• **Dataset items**

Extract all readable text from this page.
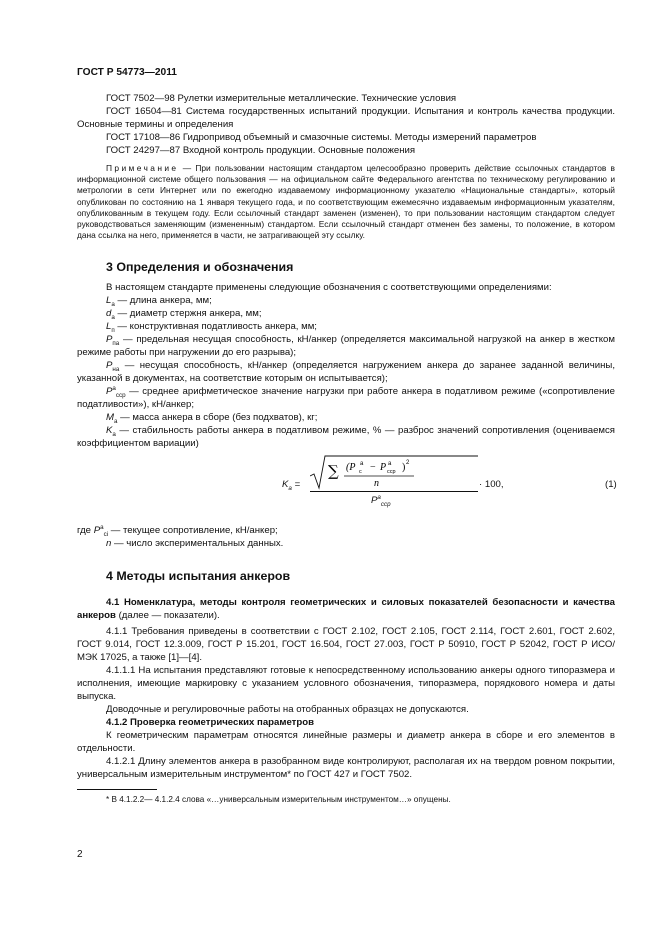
ГОСТ Р 54773—2011

ГОСТ 7502—98 Рулетки измерительные металлические. Технические условия

ГОСТ 16504—81 Система государственных испытаний продукции. Испытания и контроль качества продукции. Основные термины и определения

ГОСТ 17108—86 Гидропривод объемный и смазочные системы. Методы измерений параметров

ГОСТ 24297—87 Входной контроль продукции. Основные положения

Примечание — При пользовании настоящим стандартом целесообразно проверить действие ссылочных стандартов в информационной системе общего пользования — на официальном сайте Федерального агентства по техническому регулированию и метрологии в сети Интернет или по ежегодно издаваемому информационному указателю «Национальные стандарты», который опубликован по состоянию на 1 января текущего года, и по соответствующим ежемесячно издаваемым информационным указателям, опубликованным в текущем году. Если ссылочный стандарт заменен (изменен), то при пользовании настоящим стандартом следует руководствоваться заменяющим (измененным) стандартом. Если ссылочный стандарт отменен без замены, то положение, в котором дана ссылка на него, применяется в части, не затрагивающей эту ссылку.

3 Определения и обозначения

В настоящем стандарте применены следующие обозначения с соответствующими определениями:

$L_а$ — длина анкера, мм;

$d_а$ — диаметр стержня анкера, мм;

$L_п$ — конструктивная податливость анкера, мм;

$P_{па}$ — предельная несущая способность, кН/анкер (определяется максимальной нагрузкой на анкер в жестком режиме работы при нагружении до его разрыва);

$P_{на}$ — несущая способность, кН/анкер (определяется нагружением анкера до заранее заданной величины, указанной в документах, на соответствие которым он испытывается);

$P^а_{cср}$ — среднее арифметическое значение нагрузки при работе анкера в податливом режиме («сопротивление податливости»), кН/анкер;

$M_а$ — масса анкера в сборе (без подхватов), кг;

$K_а$ — стабильность работы анкера в податливом режиме, % — разброс значений сопротивления (оцениваемся коэффициентом вариации)

$K_а$ =
∑ (P а
c − P а
cср ) 2
n
$P^а_{cср}$
· 100,	(1)

где $P^а_{ci}$ — текущее сопротивление, кН/анкер;

n — число экспериментальных данных.

4 Методы испытания анкеров

4.1 Номенклатура, методы контроля геометрических и силовых показателей безопасности и качества анкеров (далее — показатели).

4.1.1 Требования приведены в соответствии с ГОСТ 2.102, ГОСТ 2.105, ГОСТ 2.114, ГОСТ 2.601, ГОСТ 2.602, ГОСТ 9.014, ГОСТ 12.3.009, ГОСТ Р 15.201, ГОСТ 16.504, ГОСТ 27.003, ГОСТ Р 50910, ГОСТ Р 52042, ГОСТ Р ИСО/МЭК 17025, а также [1]—[4].

4.1.1.1 На испытания представляют готовые к непосредственному использованию анкеры одного типоразмера и исполнения, имеющие маркировку с указанием условного обозначения, типоразмера, порядкового номера и даты выпуска.

Доводочные и регулировочные работы на отобранных образцах не допускаются.

4.1.2 Проверка геометрических параметров

К геометрическим параметрам относятся линейные размеры и диаметр анкера в сборе и его элементов в отдельности.

4.1.2.1 Длину элементов анкера в разобранном виде контролируют, располагая их на твердом ровном покрытии, универсальным измерительным инструментом* по ГОСТ 427 и ГОСТ 7502.

* В 4.1.2.2— 4.1.2.4 слова «…универсальным измерительным инструментом…» опущены.
2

• **CHALLENGE**
Pictures are excluded; output everything else in the data verbatim.

• **ANSWER TO THIS PROBLEM**
Extract all readable text from this page.
ГОСТ Р 54773—2011

ГОСТ 7502—98 Рулетки измерительные металлические. Технические условия

ГОСТ 16504—81 Система государственных испытаний продукции. Испытания и контроль качества продукции. Основные термины и определения

ГОСТ 17108—86 Гидропривод объемный и смазочные системы. Методы измерений параметров

ГОСТ 24297—87 Входной контроль продукции. Основные положения

Примечание — При пользовании настоящим стандартом целесообразно проверить действие ссылочных стандартов в информационной системе общего пользования — на официальном сайте Федерального агентства по техническому регулированию и метрологии в сети Интернет или по ежегодно издаваемому информационному указателю «Национальные стандарты», который опубликован по состоянию на 1 января текущего года, и по соответствующим ежемесячно издаваемым информационным указателям, опубликованным в текущем году. Если ссылочный стандарт заменен (изменен), то при пользовании настоящим стандартом следует руководствоваться заменяющим (измененным) стандартом. Если ссылочный стандарт отменен без замены, то положение, в котором дана ссылка на него, применяется в части, не затрагивающей эту ссылку.

3 Определения и обозначения

В настоящем стандарте применены следующие обозначения с соответствующими определениями:

$L_а$ — длина анкера, мм;

$d_а$ — диаметр стержня анкера, мм;

$L_п$ — конструктивная податливость анкера, мм;

$P_{па}$ — предельная несущая способность, кН/анкер (определяется максимальной нагрузкой на анкер в жестком режиме работы при нагружении до его разрыва);

$P_{на}$ — несущая способность, кН/анкер (определяется нагружением анкера до заранее заданной величины, указанной в документах, на соответствие которым он испытывается);

$P^а_{cср}$ — среднее арифметическое значение нагрузки при работе анкера в податливом режиме («сопротивление податливости»), кН/анкер;

$M_а$ — масса анкера в сборе (без подхватов), кг;

$K_а$ — стабильность работы анкера в податливом режиме, % — разброс значений сопротивления (оцениваемся коэффициентом вариации)

$K_а$ =
∑ (P а
c − P а
cср ) 2
n
$P^а_{cср}$
· 100,	(1)

где $P^а_{ci}$ — текущее сопротивление, кН/анкер;

n — число экспериментальных данных.

4 Методы испытания анкеров

4.1 Номенклатура, методы контроля геометрических и силовых показателей безопасности и качества анкеров (далее — показатели).

4.1.1 Требования приведены в соответствии с ГОСТ 2.102, ГОСТ 2.105, ГОСТ 2.114, ГОСТ 2.601, ГОСТ 2.602, ГОСТ 9.014, ГОСТ 12.3.009, ГОСТ Р 15.201, ГОСТ 16.504, ГОСТ 27.003, ГОСТ Р 50910, ГОСТ Р 52042, ГОСТ Р ИСО/МЭК 17025, а также [1]—[4].

4.1.1.1 На испытания представляют готовые к непосредственному использованию анкеры одного типоразмера и исполнения, имеющие маркировку с указанием условного обозначения, типоразмера, порядкового номера и даты выпуска.

Доводочные и регулировочные работы на отобранных образцах не допускаются.

4.1.2 Проверка геометрических параметров

К геометрическим параметрам относятся линейные размеры и диаметр анкера в сборе и его элементов в отдельности.

4.1.2.1 Длину элементов анкера в разобранном виде контролируют, располагая их на твердом ровном покрытии, универсальным измерительным инструментом* по ГОСТ 427 и ГОСТ 7502.

* В 4.1.2.2— 4.1.2.4 слова «…универсальным измерительным инструментом…» опущены.
2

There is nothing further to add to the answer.